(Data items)
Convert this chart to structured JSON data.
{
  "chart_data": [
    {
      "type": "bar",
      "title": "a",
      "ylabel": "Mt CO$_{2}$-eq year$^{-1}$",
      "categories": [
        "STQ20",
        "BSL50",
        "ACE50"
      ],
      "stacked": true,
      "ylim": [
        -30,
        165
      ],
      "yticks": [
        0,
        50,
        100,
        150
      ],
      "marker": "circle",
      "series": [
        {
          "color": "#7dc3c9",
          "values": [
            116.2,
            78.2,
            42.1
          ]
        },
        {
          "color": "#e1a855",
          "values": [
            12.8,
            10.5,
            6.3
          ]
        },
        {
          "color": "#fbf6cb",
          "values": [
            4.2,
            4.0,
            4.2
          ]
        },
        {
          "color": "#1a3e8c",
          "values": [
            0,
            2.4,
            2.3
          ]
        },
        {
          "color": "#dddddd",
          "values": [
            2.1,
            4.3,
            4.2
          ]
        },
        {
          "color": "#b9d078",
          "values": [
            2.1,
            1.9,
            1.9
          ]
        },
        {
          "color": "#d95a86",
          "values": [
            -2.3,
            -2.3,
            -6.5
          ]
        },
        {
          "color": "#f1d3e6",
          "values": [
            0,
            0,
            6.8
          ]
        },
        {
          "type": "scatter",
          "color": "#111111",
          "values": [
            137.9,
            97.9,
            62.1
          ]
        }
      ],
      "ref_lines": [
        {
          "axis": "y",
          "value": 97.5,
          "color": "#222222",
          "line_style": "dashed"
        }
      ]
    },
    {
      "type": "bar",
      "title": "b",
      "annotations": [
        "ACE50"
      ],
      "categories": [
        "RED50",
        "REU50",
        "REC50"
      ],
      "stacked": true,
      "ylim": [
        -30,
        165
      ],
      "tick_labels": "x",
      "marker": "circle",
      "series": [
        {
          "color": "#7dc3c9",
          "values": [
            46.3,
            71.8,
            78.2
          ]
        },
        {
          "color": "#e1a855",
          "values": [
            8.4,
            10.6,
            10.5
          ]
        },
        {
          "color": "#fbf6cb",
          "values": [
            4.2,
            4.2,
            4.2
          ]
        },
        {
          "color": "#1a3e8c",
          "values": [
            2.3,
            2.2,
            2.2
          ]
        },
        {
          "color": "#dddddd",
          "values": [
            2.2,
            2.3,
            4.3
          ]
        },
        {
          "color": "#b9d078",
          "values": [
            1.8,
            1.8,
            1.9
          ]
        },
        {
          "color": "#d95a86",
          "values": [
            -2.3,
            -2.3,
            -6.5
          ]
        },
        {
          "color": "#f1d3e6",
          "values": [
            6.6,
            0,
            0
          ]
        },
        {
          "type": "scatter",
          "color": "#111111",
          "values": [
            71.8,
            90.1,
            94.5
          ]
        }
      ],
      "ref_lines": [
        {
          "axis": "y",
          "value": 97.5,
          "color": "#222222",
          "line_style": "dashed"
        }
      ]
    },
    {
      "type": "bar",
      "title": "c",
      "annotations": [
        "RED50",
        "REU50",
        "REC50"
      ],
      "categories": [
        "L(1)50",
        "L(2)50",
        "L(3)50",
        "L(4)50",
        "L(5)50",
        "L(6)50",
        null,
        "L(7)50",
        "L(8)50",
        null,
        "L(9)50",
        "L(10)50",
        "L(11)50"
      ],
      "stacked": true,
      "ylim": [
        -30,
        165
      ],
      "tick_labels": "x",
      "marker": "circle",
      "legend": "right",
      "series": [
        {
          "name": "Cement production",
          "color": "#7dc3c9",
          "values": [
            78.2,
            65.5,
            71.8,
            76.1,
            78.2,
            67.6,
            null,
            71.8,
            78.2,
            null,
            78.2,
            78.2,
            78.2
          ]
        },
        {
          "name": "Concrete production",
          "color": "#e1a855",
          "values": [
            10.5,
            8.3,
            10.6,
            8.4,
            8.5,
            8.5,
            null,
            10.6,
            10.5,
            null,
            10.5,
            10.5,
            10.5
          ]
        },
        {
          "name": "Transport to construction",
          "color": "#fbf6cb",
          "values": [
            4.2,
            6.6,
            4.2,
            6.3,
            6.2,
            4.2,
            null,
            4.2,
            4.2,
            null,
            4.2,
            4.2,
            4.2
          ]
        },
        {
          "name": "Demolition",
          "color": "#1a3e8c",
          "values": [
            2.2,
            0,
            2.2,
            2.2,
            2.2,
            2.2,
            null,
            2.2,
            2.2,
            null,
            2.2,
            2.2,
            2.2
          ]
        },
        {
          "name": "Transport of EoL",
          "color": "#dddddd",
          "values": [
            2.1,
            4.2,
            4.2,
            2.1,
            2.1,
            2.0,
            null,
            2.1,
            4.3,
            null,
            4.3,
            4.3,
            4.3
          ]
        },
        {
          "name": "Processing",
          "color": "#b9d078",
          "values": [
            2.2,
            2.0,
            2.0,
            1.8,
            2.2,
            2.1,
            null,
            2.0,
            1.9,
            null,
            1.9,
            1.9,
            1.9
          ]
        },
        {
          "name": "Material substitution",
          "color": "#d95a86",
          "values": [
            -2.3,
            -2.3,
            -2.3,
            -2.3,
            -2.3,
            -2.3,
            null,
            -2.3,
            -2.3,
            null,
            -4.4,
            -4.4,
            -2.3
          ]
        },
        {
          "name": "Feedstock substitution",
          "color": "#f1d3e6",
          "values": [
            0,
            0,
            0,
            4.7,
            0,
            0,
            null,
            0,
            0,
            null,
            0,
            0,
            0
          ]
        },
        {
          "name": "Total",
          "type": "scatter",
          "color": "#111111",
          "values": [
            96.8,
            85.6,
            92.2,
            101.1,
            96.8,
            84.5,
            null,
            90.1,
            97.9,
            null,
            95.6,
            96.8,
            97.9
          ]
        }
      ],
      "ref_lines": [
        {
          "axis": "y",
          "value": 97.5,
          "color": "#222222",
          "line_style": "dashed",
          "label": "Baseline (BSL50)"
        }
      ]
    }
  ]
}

WRITTEN INSTRUCTION: Provide only the number of lines in the records containing the string "substitution".

COMPLETED EXERCISE: 2